— Exercise instructions —
Return the listing below line for line, without changing a single character.

— Input —
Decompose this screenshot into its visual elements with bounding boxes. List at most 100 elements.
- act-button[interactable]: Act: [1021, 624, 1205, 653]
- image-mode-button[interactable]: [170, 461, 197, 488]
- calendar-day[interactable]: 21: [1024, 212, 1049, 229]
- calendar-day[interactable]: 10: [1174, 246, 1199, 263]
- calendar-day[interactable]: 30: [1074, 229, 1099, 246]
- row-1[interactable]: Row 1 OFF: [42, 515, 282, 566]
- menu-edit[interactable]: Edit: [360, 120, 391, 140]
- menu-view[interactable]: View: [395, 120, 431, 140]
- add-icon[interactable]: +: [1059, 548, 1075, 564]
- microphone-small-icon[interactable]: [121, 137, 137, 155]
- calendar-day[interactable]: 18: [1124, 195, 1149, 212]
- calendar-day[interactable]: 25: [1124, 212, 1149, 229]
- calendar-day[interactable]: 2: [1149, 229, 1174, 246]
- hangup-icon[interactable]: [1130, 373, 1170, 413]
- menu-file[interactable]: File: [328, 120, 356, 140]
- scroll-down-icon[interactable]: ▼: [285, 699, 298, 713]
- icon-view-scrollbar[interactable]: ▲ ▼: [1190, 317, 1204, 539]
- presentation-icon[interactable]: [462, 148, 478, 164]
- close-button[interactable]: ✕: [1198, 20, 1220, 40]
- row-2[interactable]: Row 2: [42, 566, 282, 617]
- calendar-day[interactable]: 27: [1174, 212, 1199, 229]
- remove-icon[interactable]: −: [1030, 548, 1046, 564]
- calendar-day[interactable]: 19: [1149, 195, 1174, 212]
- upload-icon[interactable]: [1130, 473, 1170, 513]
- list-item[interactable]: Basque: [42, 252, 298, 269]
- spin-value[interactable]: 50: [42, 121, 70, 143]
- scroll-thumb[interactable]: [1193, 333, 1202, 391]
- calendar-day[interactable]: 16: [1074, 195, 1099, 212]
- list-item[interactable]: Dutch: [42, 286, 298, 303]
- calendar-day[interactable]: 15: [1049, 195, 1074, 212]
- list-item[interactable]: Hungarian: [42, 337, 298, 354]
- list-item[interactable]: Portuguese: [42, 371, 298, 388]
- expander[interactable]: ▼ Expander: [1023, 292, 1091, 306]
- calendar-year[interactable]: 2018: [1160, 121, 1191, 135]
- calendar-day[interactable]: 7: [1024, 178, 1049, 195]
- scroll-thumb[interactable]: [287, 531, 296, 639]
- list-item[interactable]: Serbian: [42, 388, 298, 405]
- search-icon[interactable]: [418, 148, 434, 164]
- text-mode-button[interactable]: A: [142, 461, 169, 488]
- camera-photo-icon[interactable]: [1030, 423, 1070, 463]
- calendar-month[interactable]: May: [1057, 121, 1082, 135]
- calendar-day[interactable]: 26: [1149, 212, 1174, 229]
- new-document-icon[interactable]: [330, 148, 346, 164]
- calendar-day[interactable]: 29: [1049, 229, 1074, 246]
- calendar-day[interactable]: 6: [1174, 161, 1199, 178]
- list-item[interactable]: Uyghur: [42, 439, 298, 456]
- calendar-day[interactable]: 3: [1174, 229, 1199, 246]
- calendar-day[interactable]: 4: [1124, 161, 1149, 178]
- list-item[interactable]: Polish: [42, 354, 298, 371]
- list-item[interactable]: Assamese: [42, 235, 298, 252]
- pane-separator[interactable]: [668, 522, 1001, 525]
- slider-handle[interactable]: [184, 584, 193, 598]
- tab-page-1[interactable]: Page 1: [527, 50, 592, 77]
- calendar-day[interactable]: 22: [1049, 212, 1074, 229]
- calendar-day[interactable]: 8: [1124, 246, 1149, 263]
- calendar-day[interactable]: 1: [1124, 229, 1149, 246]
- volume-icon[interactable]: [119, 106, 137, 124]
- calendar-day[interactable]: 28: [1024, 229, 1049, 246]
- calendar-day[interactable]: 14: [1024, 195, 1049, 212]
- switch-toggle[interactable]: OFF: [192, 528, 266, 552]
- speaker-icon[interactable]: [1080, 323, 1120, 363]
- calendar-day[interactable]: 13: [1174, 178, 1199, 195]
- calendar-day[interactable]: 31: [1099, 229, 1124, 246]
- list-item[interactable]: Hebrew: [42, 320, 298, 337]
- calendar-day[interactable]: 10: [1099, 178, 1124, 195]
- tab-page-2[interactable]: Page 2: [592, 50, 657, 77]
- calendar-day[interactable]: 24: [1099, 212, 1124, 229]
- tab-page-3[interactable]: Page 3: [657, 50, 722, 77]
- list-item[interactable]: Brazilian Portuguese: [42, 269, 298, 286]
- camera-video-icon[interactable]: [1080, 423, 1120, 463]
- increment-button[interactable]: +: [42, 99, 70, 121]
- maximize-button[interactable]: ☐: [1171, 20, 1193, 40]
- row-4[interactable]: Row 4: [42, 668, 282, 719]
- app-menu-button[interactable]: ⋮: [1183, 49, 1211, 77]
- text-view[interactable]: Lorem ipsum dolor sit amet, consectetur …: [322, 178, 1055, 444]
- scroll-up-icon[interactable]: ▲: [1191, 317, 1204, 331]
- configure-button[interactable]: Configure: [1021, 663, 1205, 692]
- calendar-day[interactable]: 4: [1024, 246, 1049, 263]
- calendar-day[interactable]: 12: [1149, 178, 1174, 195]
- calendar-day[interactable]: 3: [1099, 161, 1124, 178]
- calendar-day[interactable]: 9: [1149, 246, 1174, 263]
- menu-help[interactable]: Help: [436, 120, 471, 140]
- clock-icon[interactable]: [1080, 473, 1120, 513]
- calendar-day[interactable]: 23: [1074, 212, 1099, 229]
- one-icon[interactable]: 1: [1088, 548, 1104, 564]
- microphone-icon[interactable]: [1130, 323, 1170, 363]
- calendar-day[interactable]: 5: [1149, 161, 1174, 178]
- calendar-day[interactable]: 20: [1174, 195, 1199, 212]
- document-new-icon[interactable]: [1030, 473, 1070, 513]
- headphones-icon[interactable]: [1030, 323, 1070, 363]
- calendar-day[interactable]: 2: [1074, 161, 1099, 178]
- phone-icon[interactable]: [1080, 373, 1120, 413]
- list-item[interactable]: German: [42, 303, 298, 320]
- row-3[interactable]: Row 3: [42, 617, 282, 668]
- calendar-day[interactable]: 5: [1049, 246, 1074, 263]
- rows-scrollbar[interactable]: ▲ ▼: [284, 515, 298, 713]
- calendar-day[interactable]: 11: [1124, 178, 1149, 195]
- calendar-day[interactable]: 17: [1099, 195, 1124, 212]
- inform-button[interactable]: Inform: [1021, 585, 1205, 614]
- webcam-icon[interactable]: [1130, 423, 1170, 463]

— Correct output —
Decompose this screenshot into its visual elements with bounding boxes. List at most 100 elements.
- act-button[interactable]: Act: [1021, 624, 1205, 653]
- image-mode-button[interactable]: [170, 461, 197, 488]
- calendar-day[interactable]: 21: [1024, 212, 1049, 229]
- calendar-day[interactable]: 10: [1174, 246, 1199, 263]
- calendar-day[interactable]: 30: [1074, 229, 1099, 246]
- row-1[interactable]: Row 1 OFF: [42, 515, 282, 566]
- menu-edit[interactable]: Edit: [360, 120, 391, 140]
- menu-view[interactable]: View: [395, 120, 431, 140]
- add-icon[interactable]: +: [1059, 548, 1075, 564]
- microphone-small-icon[interactable]: [121, 137, 137, 155]
- calendar-day[interactable]: 18: [1124, 195, 1149, 212]
- calendar-day[interactable]: 25: [1124, 212, 1149, 229]
- calendar-day[interactable]: 2: [1149, 229, 1174, 246]
- hangup-icon[interactable]: [1130, 373, 1170, 413]
- menu-file[interactable]: File: [328, 120, 356, 140]
- scroll-down-icon[interactable]: ▼: [285, 699, 298, 713]
- icon-view-scrollbar[interactable]: ▲ ▼: [1190, 317, 1204, 539]
- presentation-icon[interactable]: [462, 148, 478, 164]
- close-button[interactable]: ✕: [1198, 20, 1220, 40]
- row-2[interactable]: Row 2: [42, 566, 282, 617]
- calendar-day[interactable]: 27: [1174, 212, 1199, 229]
- remove-icon[interactable]: −: [1030, 548, 1046, 564]
- calendar-day[interactable]: 19: [1149, 195, 1174, 212]
- upload-icon[interactable]: [1130, 473, 1170, 513]
- list-item[interactable]: Basque: [42, 252, 298, 269]
- spin-value[interactable]: 50: [42, 121, 70, 143]
- scroll-thumb[interactable]: [1193, 333, 1202, 391]
- calendar-day[interactable]: 16: [1074, 195, 1099, 212]
- list-item[interactable]: Dutch: [42, 286, 298, 303]
- calendar-day[interactable]: 15: [1049, 195, 1074, 212]
- list-item[interactable]: Hungarian: [42, 337, 298, 354]
- list-item[interactable]: Portuguese: [42, 371, 298, 388]
- expander[interactable]: ▼ Expander: [1023, 292, 1091, 306]
- calendar-year[interactable]: 2018: [1160, 121, 1191, 135]
- calendar-day[interactable]: 7: [1024, 178, 1049, 195]
- scroll-thumb[interactable]: [287, 531, 296, 639]
- list-item[interactable]: Serbian: [42, 388, 298, 405]
- search-icon[interactable]: [418, 148, 434, 164]
- text-mode-button[interactable]: A: [142, 461, 169, 488]
- camera-photo-icon[interactable]: [1030, 423, 1070, 463]
- calendar-month[interactable]: May: [1057, 121, 1082, 135]
- calendar-day[interactable]: 26: [1149, 212, 1174, 229]
- new-document-icon[interactable]: [330, 148, 346, 164]
- calendar-day[interactable]: 29: [1049, 229, 1074, 246]
- calendar-day[interactable]: 6: [1174, 161, 1199, 178]
- list-item[interactable]: Uyghur: [42, 439, 298, 456]
- calendar-day[interactable]: 3: [1174, 229, 1199, 246]
- calendar-day[interactable]: 4: [1124, 161, 1149, 178]
- list-item[interactable]: Polish: [42, 354, 298, 371]
- list-item[interactable]: Assamese: [42, 235, 298, 252]
- pane-separator[interactable]: [668, 522, 1001, 525]
- slider-handle[interactable]: [184, 584, 193, 598]
- tab-page-1[interactable]: Page 1: [527, 50, 592, 77]
- calendar-day[interactable]: 22: [1049, 212, 1074, 229]
- calendar-day[interactable]: 8: [1124, 246, 1149, 263]
- calendar-day[interactable]: 1: [1124, 229, 1149, 246]
- volume-icon[interactable]: [119, 106, 137, 124]
- calendar-day[interactable]: 28: [1024, 229, 1049, 246]
- calendar-day[interactable]: 14: [1024, 195, 1049, 212]
- switch-toggle[interactable]: OFF: [192, 528, 266, 552]
- speaker-icon[interactable]: [1080, 323, 1120, 363]
- calendar-day[interactable]: 13: [1174, 178, 1199, 195]
- calendar-day[interactable]: 31: [1099, 229, 1124, 246]
- list-item[interactable]: Hebrew: [42, 320, 298, 337]
- calendar-day[interactable]: 10: [1099, 178, 1124, 195]
- tab-page-2[interactable]: Page 2: [592, 50, 657, 77]
- calendar-day[interactable]: 24: [1099, 212, 1124, 229]
- tab-page-3[interactable]: Page 3: [657, 50, 722, 77]
- list-item[interactable]: Brazilian Portuguese: [42, 269, 298, 286]
- camera-video-icon[interactable]: [1080, 423, 1120, 463]
- increment-button[interactable]: +: [42, 99, 70, 121]
- maximize-button[interactable]: ☐: [1171, 20, 1193, 40]
- row-4[interactable]: Row 4: [42, 668, 282, 719]
- app-menu-button[interactable]: ⋮: [1183, 49, 1211, 77]
- text-view[interactable]: Lorem ipsum dolor sit amet, consectetur …: [322, 178, 1055, 444]
- scroll-up-icon[interactable]: ▲: [1191, 317, 1204, 331]
- configure-button[interactable]: Configure: [1021, 663, 1205, 692]
- calendar-day[interactable]: 4: [1024, 246, 1049, 263]
- calendar-day[interactable]: 12: [1149, 178, 1174, 195]
- calendar-day[interactable]: 3: [1099, 161, 1124, 178]
- calendar-day[interactable]: 9: [1149, 246, 1174, 263]
- menu-help[interactable]: Help: [436, 120, 471, 140]
- clock-icon[interactable]: [1080, 473, 1120, 513]
- calendar-day[interactable]: 23: [1074, 212, 1099, 229]
- one-icon[interactable]: 1: [1088, 548, 1104, 564]
- microphone-icon[interactable]: [1130, 323, 1170, 363]
- calendar-day[interactable]: 5: [1149, 161, 1174, 178]
- calendar-day[interactable]: 20: [1174, 195, 1199, 212]
- document-new-icon[interactable]: [1030, 473, 1070, 513]
- headphones-icon[interactable]: [1030, 323, 1070, 363]
- calendar-day[interactable]: 2: [1074, 161, 1099, 178]
- phone-icon[interactable]: [1080, 373, 1120, 413]
- list-item[interactable]: German: [42, 303, 298, 320]
- row-3[interactable]: Row 3: [42, 617, 282, 668]
- calendar-day[interactable]: 5: [1049, 246, 1074, 263]
- rows-scrollbar[interactable]: ▲ ▼: [284, 515, 298, 713]
- calendar-day[interactable]: 11: [1124, 178, 1149, 195]
- calendar-day[interactable]: 17: [1099, 195, 1124, 212]
- inform-button[interactable]: Inform: [1021, 585, 1205, 614]
- webcam-icon[interactable]: [1130, 423, 1170, 463]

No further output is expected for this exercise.